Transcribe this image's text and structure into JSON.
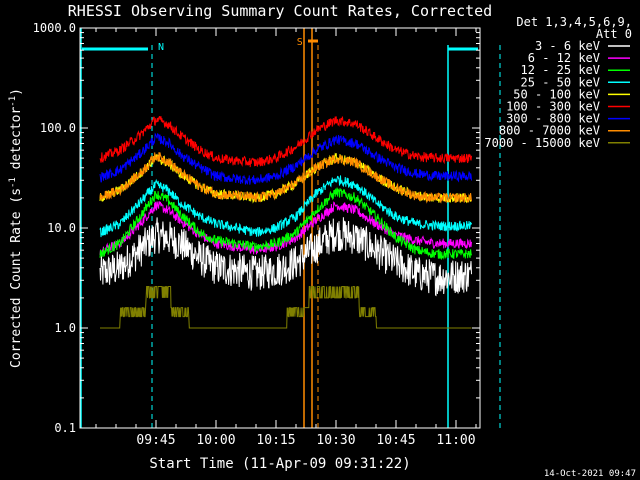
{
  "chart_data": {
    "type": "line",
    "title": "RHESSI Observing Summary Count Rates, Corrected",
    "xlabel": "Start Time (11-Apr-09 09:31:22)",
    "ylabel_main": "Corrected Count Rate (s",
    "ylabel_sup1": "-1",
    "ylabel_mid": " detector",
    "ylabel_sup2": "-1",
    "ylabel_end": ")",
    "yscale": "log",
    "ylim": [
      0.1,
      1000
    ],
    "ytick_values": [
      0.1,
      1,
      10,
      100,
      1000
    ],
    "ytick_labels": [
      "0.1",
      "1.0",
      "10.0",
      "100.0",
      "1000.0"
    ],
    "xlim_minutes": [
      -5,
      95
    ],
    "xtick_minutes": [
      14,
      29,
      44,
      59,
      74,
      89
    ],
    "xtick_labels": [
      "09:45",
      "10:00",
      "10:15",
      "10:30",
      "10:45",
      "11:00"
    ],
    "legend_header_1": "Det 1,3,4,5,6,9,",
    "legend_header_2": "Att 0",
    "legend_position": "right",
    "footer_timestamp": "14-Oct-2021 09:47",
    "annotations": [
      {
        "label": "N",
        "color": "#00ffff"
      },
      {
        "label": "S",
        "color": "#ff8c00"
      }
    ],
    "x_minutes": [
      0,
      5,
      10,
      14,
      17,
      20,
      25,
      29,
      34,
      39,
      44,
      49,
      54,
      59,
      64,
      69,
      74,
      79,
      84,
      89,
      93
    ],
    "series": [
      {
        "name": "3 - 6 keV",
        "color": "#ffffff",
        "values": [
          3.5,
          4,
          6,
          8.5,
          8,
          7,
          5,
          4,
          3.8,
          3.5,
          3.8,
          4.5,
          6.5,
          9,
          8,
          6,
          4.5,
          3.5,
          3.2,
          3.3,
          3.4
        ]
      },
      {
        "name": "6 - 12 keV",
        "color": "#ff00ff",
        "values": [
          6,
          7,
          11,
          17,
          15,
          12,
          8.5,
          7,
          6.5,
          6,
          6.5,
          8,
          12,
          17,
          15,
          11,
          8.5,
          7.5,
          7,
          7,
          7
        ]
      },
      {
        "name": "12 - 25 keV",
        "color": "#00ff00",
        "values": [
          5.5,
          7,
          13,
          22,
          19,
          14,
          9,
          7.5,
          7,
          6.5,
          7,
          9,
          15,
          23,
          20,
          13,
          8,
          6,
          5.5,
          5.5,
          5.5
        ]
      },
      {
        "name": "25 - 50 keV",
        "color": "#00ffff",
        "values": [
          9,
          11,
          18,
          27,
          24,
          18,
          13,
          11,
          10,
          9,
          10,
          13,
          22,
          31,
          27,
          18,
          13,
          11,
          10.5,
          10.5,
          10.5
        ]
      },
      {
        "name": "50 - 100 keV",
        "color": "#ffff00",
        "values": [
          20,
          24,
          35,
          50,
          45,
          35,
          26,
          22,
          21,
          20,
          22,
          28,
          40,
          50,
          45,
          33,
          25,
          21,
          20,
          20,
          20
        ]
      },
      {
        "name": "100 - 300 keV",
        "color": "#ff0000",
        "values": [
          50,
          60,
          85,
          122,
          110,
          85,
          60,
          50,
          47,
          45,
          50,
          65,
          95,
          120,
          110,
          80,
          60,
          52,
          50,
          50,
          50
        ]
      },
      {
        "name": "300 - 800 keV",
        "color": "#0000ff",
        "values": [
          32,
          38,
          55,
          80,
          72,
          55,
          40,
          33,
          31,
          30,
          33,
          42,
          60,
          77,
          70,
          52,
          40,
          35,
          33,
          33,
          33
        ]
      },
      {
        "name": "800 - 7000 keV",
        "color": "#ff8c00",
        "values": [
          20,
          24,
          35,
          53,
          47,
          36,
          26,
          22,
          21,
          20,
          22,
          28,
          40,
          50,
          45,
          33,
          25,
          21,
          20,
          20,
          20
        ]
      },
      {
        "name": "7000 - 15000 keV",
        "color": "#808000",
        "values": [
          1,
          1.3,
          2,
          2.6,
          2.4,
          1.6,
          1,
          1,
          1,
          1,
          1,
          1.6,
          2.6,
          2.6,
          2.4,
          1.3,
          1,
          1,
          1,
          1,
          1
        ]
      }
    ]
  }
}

**The exercise**
Go through the data above and transcribe it in full, omitting any image.

**Complete answer**
Transcribe this image's text and structure into JSON.
{
  "chart_data": {
    "type": "line",
    "title": "RHESSI Observing Summary Count Rates, Corrected",
    "xlabel": "Start Time (11-Apr-09 09:31:22)",
    "ylabel_main": "Corrected Count Rate (s",
    "ylabel_sup1": "-1",
    "ylabel_mid": " detector",
    "ylabel_sup2": "-1",
    "ylabel_end": ")",
    "yscale": "log",
    "ylim": [
      0.1,
      1000
    ],
    "ytick_values": [
      0.1,
      1,
      10,
      100,
      1000
    ],
    "ytick_labels": [
      "0.1",
      "1.0",
      "10.0",
      "100.0",
      "1000.0"
    ],
    "xlim_minutes": [
      -5,
      95
    ],
    "xtick_minutes": [
      14,
      29,
      44,
      59,
      74,
      89
    ],
    "xtick_labels": [
      "09:45",
      "10:00",
      "10:15",
      "10:30",
      "10:45",
      "11:00"
    ],
    "legend_header_1": "Det 1,3,4,5,6,9,",
    "legend_header_2": "Att 0",
    "legend_position": "right",
    "footer_timestamp": "14-Oct-2021 09:47",
    "annotations": [
      {
        "label": "N",
        "color": "#00ffff"
      },
      {
        "label": "S",
        "color": "#ff8c00"
      }
    ],
    "x_minutes": [
      0,
      5,
      10,
      14,
      17,
      20,
      25,
      29,
      34,
      39,
      44,
      49,
      54,
      59,
      64,
      69,
      74,
      79,
      84,
      89,
      93
    ],
    "series": [
      {
        "name": "3 - 6 keV",
        "color": "#ffffff",
        "values": [
          3.5,
          4,
          6,
          8.5,
          8,
          7,
          5,
          4,
          3.8,
          3.5,
          3.8,
          4.5,
          6.5,
          9,
          8,
          6,
          4.5,
          3.5,
          3.2,
          3.3,
          3.4
        ]
      },
      {
        "name": "6 - 12 keV",
        "color": "#ff00ff",
        "values": [
          6,
          7,
          11,
          17,
          15,
          12,
          8.5,
          7,
          6.5,
          6,
          6.5,
          8,
          12,
          17,
          15,
          11,
          8.5,
          7.5,
          7,
          7,
          7
        ]
      },
      {
        "name": "12 - 25 keV",
        "color": "#00ff00",
        "values": [
          5.5,
          7,
          13,
          22,
          19,
          14,
          9,
          7.5,
          7,
          6.5,
          7,
          9,
          15,
          23,
          20,
          13,
          8,
          6,
          5.5,
          5.5,
          5.5
        ]
      },
      {
        "name": "25 - 50 keV",
        "color": "#00ffff",
        "values": [
          9,
          11,
          18,
          27,
          24,
          18,
          13,
          11,
          10,
          9,
          10,
          13,
          22,
          31,
          27,
          18,
          13,
          11,
          10.5,
          10.5,
          10.5
        ]
      },
      {
        "name": "50 - 100 keV",
        "color": "#ffff00",
        "values": [
          20,
          24,
          35,
          50,
          45,
          35,
          26,
          22,
          21,
          20,
          22,
          28,
          40,
          50,
          45,
          33,
          25,
          21,
          20,
          20,
          20
        ]
      },
      {
        "name": "100 - 300 keV",
        "color": "#ff0000",
        "values": [
          50,
          60,
          85,
          122,
          110,
          85,
          60,
          50,
          47,
          45,
          50,
          65,
          95,
          120,
          110,
          80,
          60,
          52,
          50,
          50,
          50
        ]
      },
      {
        "name": "300 - 800 keV",
        "color": "#0000ff",
        "values": [
          32,
          38,
          55,
          80,
          72,
          55,
          40,
          33,
          31,
          30,
          33,
          42,
          60,
          77,
          70,
          52,
          40,
          35,
          33,
          33,
          33
        ]
      },
      {
        "name": "800 - 7000 keV",
        "color": "#ff8c00",
        "values": [
          20,
          24,
          35,
          53,
          47,
          36,
          26,
          22,
          21,
          20,
          22,
          28,
          40,
          50,
          45,
          33,
          25,
          21,
          20,
          20,
          20
        ]
      },
      {
        "name": "7000 - 15000 keV",
        "color": "#808000",
        "values": [
          1,
          1.3,
          2,
          2.6,
          2.4,
          1.6,
          1,
          1,
          1,
          1,
          1,
          1.6,
          2.6,
          2.6,
          2.4,
          1.3,
          1,
          1,
          1,
          1,
          1
        ]
      }
    ]
  }
}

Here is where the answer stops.